Task instructions = Reproduce the records word for word, from their start through the line that contains "table-cell: 40% bbox=[1027, 938, 1287, 972]", including both ends.

────────

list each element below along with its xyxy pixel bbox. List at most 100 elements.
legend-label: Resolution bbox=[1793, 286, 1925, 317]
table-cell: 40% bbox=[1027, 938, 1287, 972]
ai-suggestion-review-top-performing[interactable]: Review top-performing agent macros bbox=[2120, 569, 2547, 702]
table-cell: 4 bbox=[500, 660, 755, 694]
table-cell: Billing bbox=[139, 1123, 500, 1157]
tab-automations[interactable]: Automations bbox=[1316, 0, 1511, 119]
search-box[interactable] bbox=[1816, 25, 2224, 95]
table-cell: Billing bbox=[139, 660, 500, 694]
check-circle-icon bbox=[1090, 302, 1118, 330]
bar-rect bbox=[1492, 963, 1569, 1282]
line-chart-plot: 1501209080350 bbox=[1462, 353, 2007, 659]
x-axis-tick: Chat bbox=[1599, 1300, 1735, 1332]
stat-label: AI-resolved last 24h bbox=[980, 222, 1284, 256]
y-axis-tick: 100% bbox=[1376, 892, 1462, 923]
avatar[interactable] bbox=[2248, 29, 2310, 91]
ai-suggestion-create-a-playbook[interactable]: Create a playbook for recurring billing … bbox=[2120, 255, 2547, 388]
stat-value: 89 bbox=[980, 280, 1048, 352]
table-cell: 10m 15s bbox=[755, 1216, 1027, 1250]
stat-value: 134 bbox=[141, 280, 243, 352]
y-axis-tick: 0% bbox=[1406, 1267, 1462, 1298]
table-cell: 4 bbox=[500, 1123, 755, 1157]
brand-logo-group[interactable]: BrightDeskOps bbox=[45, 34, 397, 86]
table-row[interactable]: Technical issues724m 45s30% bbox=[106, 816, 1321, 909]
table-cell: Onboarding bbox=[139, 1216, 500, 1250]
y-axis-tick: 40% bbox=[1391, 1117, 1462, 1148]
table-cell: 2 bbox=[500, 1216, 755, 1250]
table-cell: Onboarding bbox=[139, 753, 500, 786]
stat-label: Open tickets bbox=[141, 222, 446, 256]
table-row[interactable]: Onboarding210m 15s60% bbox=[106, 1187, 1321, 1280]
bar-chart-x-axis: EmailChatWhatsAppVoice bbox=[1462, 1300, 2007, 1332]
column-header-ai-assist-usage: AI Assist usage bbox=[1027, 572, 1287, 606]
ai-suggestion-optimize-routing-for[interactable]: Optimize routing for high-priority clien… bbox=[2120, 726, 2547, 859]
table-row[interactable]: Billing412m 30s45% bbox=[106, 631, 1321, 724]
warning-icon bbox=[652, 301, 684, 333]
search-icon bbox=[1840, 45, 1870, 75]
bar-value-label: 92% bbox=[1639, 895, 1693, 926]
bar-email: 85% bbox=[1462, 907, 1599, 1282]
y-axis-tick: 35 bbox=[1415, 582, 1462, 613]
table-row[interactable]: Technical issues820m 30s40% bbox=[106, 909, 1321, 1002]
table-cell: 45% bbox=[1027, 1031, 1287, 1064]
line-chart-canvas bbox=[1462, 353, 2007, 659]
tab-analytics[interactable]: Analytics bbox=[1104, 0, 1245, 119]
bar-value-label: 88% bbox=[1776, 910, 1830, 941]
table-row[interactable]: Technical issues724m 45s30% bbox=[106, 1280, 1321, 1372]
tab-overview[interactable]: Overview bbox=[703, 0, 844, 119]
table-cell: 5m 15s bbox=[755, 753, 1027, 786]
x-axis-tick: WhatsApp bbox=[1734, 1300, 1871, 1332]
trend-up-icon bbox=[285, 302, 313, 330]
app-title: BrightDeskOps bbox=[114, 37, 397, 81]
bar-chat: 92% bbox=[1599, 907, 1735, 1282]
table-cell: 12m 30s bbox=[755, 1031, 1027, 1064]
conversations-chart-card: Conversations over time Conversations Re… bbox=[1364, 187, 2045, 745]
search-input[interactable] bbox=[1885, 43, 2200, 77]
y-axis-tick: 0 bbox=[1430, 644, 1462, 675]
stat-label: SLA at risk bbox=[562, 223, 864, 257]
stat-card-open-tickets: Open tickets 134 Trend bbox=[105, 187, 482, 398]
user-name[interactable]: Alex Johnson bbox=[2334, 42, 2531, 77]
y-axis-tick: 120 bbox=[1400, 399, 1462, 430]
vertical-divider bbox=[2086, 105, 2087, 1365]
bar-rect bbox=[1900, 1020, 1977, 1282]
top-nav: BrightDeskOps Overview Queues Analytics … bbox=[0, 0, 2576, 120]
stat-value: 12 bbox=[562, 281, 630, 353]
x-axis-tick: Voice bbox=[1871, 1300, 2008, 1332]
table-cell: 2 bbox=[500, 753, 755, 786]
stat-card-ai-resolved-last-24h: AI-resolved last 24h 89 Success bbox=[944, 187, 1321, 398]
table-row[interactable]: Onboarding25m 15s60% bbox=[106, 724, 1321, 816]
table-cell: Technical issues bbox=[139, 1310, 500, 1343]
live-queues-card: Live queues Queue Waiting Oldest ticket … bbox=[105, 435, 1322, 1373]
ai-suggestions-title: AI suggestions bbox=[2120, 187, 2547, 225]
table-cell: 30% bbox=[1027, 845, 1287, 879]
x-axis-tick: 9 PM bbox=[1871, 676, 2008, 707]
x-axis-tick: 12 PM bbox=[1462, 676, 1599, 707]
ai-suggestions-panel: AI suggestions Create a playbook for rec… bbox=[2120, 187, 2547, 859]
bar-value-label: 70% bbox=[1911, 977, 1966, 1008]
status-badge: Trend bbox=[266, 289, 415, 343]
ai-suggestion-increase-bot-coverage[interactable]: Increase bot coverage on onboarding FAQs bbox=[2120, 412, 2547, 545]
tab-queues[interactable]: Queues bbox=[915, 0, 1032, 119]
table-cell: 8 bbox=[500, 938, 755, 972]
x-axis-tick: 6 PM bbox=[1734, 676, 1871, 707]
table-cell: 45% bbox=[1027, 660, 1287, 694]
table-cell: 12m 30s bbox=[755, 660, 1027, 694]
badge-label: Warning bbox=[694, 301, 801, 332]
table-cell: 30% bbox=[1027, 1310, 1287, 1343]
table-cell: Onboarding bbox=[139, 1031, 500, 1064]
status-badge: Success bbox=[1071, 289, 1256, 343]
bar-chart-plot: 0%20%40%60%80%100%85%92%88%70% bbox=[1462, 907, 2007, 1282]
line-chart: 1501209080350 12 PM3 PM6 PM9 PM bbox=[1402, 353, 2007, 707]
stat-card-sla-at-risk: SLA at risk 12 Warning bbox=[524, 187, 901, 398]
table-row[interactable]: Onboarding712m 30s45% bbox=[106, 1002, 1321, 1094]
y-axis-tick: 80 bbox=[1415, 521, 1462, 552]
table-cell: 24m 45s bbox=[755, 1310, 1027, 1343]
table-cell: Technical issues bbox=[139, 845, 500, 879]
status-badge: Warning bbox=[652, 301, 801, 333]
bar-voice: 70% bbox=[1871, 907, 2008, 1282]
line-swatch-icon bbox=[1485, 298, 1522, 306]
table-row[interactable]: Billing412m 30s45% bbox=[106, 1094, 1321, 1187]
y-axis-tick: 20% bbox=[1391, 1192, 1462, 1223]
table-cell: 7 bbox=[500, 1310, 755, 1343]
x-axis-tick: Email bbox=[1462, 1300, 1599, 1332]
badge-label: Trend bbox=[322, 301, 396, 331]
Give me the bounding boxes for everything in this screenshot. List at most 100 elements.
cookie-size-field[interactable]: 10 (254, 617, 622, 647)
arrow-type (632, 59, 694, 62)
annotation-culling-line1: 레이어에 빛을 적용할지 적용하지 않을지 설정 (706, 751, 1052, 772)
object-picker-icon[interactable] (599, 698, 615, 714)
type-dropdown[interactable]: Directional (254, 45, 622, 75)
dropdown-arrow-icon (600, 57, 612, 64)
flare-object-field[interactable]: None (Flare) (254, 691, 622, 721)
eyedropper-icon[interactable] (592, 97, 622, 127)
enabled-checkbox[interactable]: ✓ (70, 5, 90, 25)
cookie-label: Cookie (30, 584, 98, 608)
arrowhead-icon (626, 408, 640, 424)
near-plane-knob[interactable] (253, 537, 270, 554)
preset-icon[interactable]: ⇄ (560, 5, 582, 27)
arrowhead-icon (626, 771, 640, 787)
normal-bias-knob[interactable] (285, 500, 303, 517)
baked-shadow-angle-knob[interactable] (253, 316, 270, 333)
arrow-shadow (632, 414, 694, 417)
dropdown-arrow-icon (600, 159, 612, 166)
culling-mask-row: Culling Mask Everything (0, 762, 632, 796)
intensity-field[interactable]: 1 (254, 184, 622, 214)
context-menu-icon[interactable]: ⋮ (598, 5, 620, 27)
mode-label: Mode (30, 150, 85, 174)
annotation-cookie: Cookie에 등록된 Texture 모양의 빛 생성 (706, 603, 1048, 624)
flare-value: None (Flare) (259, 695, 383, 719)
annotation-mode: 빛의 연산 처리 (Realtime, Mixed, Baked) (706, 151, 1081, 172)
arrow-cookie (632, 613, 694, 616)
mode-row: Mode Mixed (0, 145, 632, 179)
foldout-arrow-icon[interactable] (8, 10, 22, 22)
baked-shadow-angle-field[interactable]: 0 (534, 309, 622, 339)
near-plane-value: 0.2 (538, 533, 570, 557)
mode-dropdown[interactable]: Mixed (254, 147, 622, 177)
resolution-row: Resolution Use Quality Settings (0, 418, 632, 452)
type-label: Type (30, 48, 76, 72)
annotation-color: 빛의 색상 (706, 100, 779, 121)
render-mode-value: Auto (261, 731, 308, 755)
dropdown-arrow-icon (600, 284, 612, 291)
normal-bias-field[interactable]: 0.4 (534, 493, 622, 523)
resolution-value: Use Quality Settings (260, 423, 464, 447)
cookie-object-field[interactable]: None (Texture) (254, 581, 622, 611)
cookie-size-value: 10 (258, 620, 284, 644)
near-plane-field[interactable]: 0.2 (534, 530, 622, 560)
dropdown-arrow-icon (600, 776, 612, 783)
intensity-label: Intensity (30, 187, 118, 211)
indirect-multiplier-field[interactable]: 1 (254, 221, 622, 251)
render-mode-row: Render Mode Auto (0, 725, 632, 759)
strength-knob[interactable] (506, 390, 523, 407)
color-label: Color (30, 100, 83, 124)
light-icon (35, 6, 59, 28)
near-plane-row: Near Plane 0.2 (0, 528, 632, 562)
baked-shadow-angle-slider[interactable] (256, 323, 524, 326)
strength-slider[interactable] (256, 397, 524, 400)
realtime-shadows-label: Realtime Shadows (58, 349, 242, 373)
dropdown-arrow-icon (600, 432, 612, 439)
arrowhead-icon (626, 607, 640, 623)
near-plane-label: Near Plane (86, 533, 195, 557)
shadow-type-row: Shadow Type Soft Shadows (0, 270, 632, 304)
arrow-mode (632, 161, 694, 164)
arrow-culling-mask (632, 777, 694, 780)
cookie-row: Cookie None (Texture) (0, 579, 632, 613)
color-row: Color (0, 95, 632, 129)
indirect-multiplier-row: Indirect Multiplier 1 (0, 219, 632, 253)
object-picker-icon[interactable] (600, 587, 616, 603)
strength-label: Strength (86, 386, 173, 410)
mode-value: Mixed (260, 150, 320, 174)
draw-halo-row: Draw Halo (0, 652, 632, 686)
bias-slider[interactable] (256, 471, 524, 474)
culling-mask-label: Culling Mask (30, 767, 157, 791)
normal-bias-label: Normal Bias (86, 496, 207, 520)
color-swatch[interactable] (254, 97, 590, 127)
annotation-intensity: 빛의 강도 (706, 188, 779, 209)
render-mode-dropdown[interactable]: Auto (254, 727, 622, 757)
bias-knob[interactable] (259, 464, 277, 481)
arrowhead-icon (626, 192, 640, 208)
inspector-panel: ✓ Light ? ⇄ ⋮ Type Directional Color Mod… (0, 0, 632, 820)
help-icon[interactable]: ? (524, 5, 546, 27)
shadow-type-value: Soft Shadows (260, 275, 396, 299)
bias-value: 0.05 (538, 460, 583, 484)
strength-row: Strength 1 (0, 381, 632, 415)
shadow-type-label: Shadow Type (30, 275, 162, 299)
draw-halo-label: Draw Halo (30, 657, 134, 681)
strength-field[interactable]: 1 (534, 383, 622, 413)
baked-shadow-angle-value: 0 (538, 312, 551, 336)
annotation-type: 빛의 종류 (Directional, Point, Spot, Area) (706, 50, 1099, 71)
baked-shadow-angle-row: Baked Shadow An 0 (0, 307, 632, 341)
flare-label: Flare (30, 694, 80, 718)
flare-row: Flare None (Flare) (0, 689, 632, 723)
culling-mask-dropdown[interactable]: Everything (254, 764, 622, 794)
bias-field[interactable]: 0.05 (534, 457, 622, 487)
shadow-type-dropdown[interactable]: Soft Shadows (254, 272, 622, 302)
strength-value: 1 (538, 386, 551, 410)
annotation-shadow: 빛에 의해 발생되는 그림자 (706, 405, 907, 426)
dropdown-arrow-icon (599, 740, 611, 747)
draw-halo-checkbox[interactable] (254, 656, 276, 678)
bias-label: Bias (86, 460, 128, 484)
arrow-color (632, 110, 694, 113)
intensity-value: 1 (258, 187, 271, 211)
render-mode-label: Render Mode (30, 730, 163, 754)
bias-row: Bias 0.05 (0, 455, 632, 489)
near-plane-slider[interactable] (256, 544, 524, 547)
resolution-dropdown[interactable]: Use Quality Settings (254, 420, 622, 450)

────────

Response below =
list each element below along with its xyxy pixel bbox. List at most 100 elements.
legend-label: Resolution bbox=[1793, 286, 1925, 317]
table-cell: 40% bbox=[1027, 938, 1287, 972]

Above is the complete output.